> [EXERCISE REQUIREMENTS]:
a – Summarize the NIST Statistical Test Suite README in two sentences.
b – From the NIST Statistical Test Suite README, render this sentence in Spanish: "This command will make STS use another algorithm to compute the discrete fourier transform, which is slower but does not require external libraries."

> [PASSAGE]:
================================

NIST Statistical Test Suite

NOTE: Recent changes to this README.md file on 2023 Mar 29:

The Google Drive sts-data folder link has been changed to allow public access.
Added a "p.s." about LandRnd at the bottom.
Added link to the improved SP800-22Rev1a paper.

This project is a considerably improved version of the NIST Statistical Test Suite (STS), a collection of tests used in the evaluation of the randomness of bitstreams of data.

Purpose

STS can be useful in:

Evaluating the randomness of bitstreams produced by hardware and software key generators for cryptographic applications.
Evaluating the quality of pseudo random number generators used in simulation and modeling applications.

Usage

Requirements

STS version 3 requires the external library fftw3 to be installed in your system. This library is also available to install in most of the package managers with the name fftw3. We recommend that you compile STS version 3 with version 3.3.3 or later of fftw.

If you are not able to install fftw3 in your system, but you still want to use STS, you can compile the program with the command make legacy instead of make. This command will make STS use another algorithm to compute the discrete fourier transform, which is slower but does not require external libraries.

Get data to test

As mentioned above, STS has been developed with the goal of testing the randomness of data. Therefore, if you want to use STS, the first thing to do it to get some data generated by a pseudo-random number generator.

The Google Drive sts-data folder contains some data generated by the 9 built-in PRNGs originally provided by NIST as part of STS, for everyone to test (refer to the README.txt there for more information on it).

How to run

For a basic usage of STS, there is only one parameter you have to choose, which is the number of iterations.

The data will be processed in number of iterations chunks of a predefined length of a single bitstream (which, by default, is 2^20 = 1048576).

Therefore, it's required that the size of the data you use as input is at least:

[(number of iterations) * (length of a single bitstream) / 8] BYTES

When the number of iterations is high, the the results will be more accurate but the the test will be slower.

Once you have chosen the data to test and the number of iterations and cloned the repository, cd into the sts folder, run make and then you can use the program as follows:

$ ./sts -v 1 -i 32 -I 1 -w . -F r /path/to/random/data

Here is the meaning of the flags and the argument used in the example command:

[-v 1] indicates that we want a verbosity level of 1 for the printed output (optional)
[-i 32] indicates that we want to run 32 iterations (choose bigger numbers when possible)
[-I 1] indicates that we want the program to tell us every time it finishes testing 1 bitstream (optional)
[-w .] indicates the path of the folder where you want to store the testing results
[-F r] indicates that that data will be read as raw binary data (a --> files of ASCII '0'/'1' characters)

================================

> [RECORDED INFORMATION]:
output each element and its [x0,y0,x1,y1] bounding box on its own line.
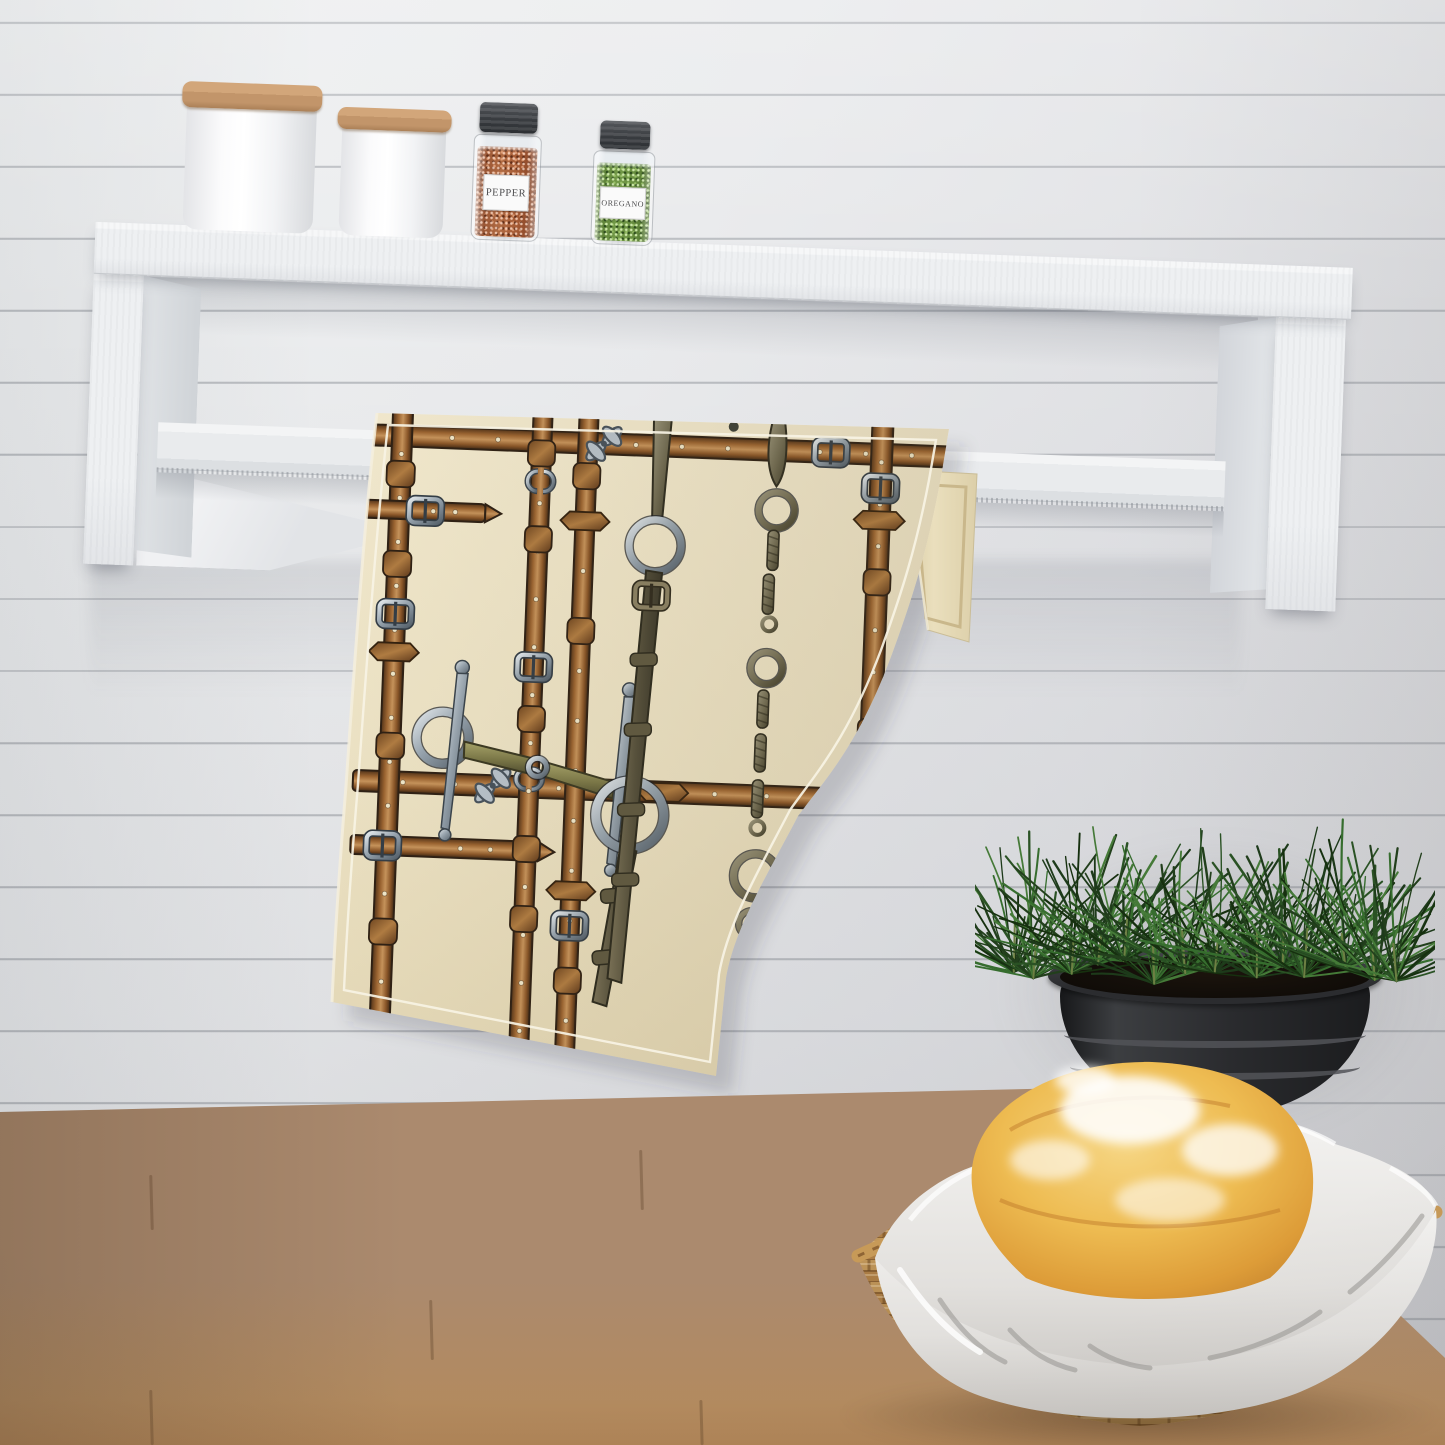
jar-cap [479,102,538,134]
left-support [83,274,144,566]
jar-label: PEPPER [482,174,529,212]
left-support-inner [133,276,201,558]
jar-cap [600,120,651,150]
spice-jar-pepper: PEPPER [470,102,543,242]
canister-wood-lid [337,107,452,133]
jar-label: OREGANO [599,186,646,220]
white-canister-small [338,107,447,239]
bread-basket-group [830,1040,1445,1445]
spice-jar-oregano: OREGANO [590,120,657,246]
canister-body [182,105,316,234]
white-canister-large [182,81,317,234]
canister-body [338,127,446,239]
product-mockup-scene: PEPPER OREGANO [0,0,1445,1445]
needle-herb-plant [975,718,1435,1018]
canister-wood-lid [182,81,323,112]
right-support [1265,317,1346,611]
tea-towel [280,380,1060,1140]
bread-loaf [972,1062,1314,1299]
right-support-inner [1210,315,1276,595]
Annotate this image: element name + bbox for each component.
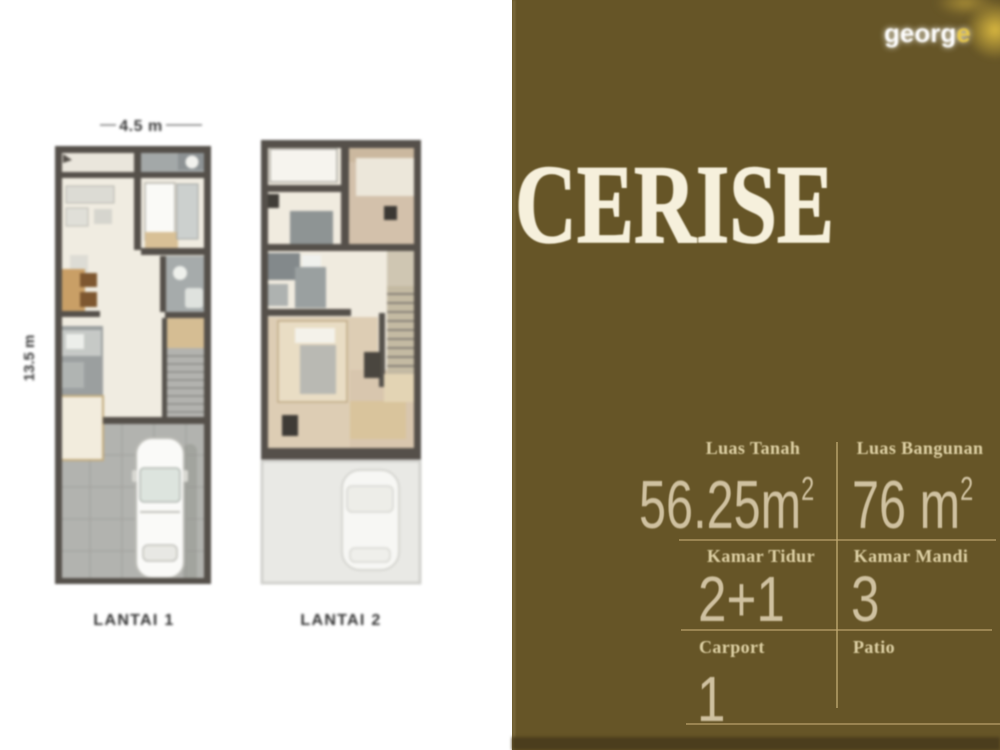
svg-text:4.5 m: 4.5 m	[119, 118, 162, 135]
svg-text:LANTAI 1: LANTAI 1	[93, 612, 174, 629]
svg-text:13.5 m: 13.5 m	[21, 335, 38, 382]
svg-text:LANTAI 2: LANTAI 2	[300, 612, 381, 629]
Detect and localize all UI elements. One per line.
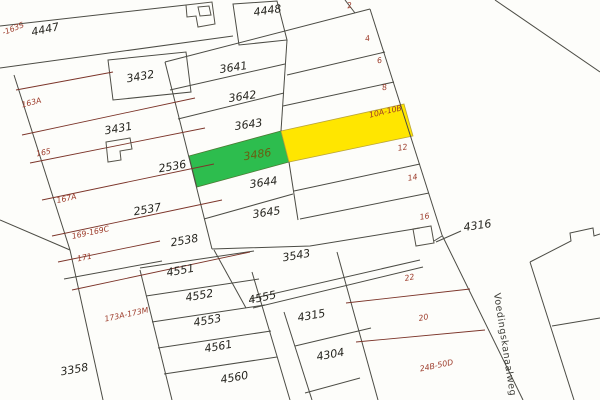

================================

> [ANSWERS FOR THE EXERCISE]:
a – This project is a considerably improved version of the NIST Statistical Test Suite, a collection of tests for evaluating the randomness of bitstreams, which can help assess cryptographic key generators and pseudo random number generators used in simulation and modeling. Version 3 requires the fftw3 library, or a slower "make legacy" build that needs no external libraries, and a basic run needs at least (number of iterations) * (length of a single bitstream) / 8 bytes of input, where more iterations give more accurate but slower results.

b – Este comando hará que STS use otro algoritmo para calcular la transformada discreta de Fourier, que es más lento pero no requiere bibliotecas externas.